# START OF Provided material

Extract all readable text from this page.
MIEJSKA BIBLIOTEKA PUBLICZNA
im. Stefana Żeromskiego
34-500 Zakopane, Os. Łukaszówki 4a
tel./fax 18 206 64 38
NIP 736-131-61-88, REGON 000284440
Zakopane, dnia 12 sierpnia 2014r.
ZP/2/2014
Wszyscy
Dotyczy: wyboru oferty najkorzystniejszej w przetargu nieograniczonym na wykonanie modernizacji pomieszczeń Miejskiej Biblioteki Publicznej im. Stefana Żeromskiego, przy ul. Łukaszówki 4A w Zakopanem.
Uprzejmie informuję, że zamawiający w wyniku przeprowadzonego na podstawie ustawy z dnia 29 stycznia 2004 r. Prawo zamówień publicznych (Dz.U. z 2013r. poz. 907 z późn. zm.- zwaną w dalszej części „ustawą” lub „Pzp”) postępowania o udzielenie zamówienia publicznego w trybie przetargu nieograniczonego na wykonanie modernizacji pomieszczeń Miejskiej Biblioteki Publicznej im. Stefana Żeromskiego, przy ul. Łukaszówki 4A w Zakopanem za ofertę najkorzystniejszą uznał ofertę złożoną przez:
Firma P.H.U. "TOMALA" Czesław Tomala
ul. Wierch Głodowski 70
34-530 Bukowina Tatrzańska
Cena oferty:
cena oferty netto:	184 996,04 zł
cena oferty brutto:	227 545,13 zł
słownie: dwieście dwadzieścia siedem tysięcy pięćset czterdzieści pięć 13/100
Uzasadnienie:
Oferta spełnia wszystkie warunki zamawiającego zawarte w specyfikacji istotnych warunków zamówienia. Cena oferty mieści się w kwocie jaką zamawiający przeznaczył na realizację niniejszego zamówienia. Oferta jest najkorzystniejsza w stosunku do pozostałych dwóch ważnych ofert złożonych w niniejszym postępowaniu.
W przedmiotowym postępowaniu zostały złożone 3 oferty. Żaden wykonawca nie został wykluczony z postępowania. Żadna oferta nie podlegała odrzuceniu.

# END OF Provided material

▸ What is required
Retype the listing. Match it exactly.

▸ Solution to this exercise
Extract all readable text from this page.
MIEJSKA BIBLIOTEKA PUBLICZNA
im. Stefana Żeromskiego
34-500 Zakopane, Os. Łukaszówki 4a
tel./fax 18 206 64 38
NIP 736-131-61-88, REGON 000284440
Zakopane, dnia 12 sierpnia 2014r.
ZP/2/2014
Wszyscy
Dotyczy: wyboru oferty najkorzystniejszej w przetargu nieograniczonym na wykonanie modernizacji pomieszczeń Miejskiej Biblioteki Publicznej im. Stefana Żeromskiego, przy ul. Łukaszówki 4A w Zakopanem.
Uprzejmie informuję, że zamawiający w wyniku przeprowadzonego na podstawie ustawy z dnia 29 stycznia 2004 r. Prawo zamówień publicznych (Dz.U. z 2013r. poz. 907 z późn. zm.- zwaną w dalszej części „ustawą” lub „Pzp”) postępowania o udzielenie zamówienia publicznego w trybie przetargu nieograniczonego na wykonanie modernizacji pomieszczeń Miejskiej Biblioteki Publicznej im. Stefana Żeromskiego, przy ul. Łukaszówki 4A w Zakopanem za ofertę najkorzystniejszą uznał ofertę złożoną przez:
Firma P.H.U. "TOMALA" Czesław Tomala
ul. Wierch Głodowski 70
34-530 Bukowina Tatrzańska
Cena oferty:
cena oferty netto:	184 996,04 zł
cena oferty brutto:	227 545,13 zł
słownie: dwieście dwadzieścia siedem tysięcy pięćset czterdzieści pięć 13/100
Uzasadnienie:
Oferta spełnia wszystkie warunki zamawiającego zawarte w specyfikacji istotnych warunków zamówienia. Cena oferty mieści się w kwocie jaką zamawiający przeznaczył na realizację niniejszego zamówienia. Oferta jest najkorzystniejsza w stosunku do pozostałych dwóch ważnych ofert złożonych w niniejszym postępowaniu.
W przedmiotowym postępowaniu zostały złożone 3 oferty. Żaden wykonawca nie został wykluczony z postępowania. Żadna oferta nie podlegała odrzuceniu.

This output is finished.